All of the entries need to be written out again, exactly as they are.

Figure dataset records
○ ○ ○
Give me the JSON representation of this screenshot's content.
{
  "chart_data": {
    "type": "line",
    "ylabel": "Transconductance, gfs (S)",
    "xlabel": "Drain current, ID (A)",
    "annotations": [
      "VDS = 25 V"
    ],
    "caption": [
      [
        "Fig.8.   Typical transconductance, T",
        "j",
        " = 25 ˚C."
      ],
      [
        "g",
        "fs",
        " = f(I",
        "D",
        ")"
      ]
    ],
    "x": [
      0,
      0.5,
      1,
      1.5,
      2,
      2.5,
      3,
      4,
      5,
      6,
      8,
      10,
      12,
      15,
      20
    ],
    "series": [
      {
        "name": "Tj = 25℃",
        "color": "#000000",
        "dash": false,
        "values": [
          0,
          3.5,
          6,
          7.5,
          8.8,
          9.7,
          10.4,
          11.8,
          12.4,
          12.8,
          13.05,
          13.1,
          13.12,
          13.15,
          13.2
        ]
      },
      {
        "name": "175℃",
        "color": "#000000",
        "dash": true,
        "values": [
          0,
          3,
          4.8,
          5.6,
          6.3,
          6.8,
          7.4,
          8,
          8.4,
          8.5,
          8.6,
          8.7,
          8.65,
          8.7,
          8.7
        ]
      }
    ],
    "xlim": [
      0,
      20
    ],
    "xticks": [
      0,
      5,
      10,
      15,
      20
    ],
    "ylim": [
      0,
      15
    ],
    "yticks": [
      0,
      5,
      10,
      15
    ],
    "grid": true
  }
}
○ ○ ○
_WRITTEN ANSWER_
Give me the JSON representation of this screenshot's content.
{
  "chart_data": {
    "type": "line",
    "ylabel": "Transconductance, gfs (S)",
    "xlabel": "Drain current, ID (A)",
    "annotations": [
      "VDS = 25 V"
    ],
    "caption": [
      [
        "Fig.8.   Typical transconductance, T",
        "j",
        " = 25 ˚C."
      ],
      [
        "g",
        "fs",
        " = f(I",
        "D",
        ")"
      ]
    ],
    "x": [
      0,
      0.5,
      1,
      1.5,
      2,
      2.5,
      3,
      4,
      5,
      6,
      8,
      10,
      12,
      15,
      20
    ],
    "series": [
      {
        "name": "Tj = 25℃",
        "color": "#000000",
        "dash": false,
        "values": [
          0,
          3.5,
          6,
          7.5,
          8.8,
          9.7,
          10.4,
          11.8,
          12.4,
          12.8,
          13.05,
          13.1,
          13.12,
          13.15,
          13.2
        ]
      },
      {
        "name": "175℃",
        "color": "#000000",
        "dash": true,
        "values": [
          0,
          3,
          4.8,
          5.6,
          6.3,
          6.8,
          7.4,
          8,
          8.4,
          8.5,
          8.6,
          8.7,
          8.65,
          8.7,
          8.7
        ]
      }
    ],
    "xlim": [
      0,
      20
    ],
    "xticks": [
      0,
      5,
      10,
      15,
      20
    ],
    "ylim": [
      0,
      15
    ],
    "yticks": [
      0,
      5,
      10,
      15
    ],
    "grid": true
  }
}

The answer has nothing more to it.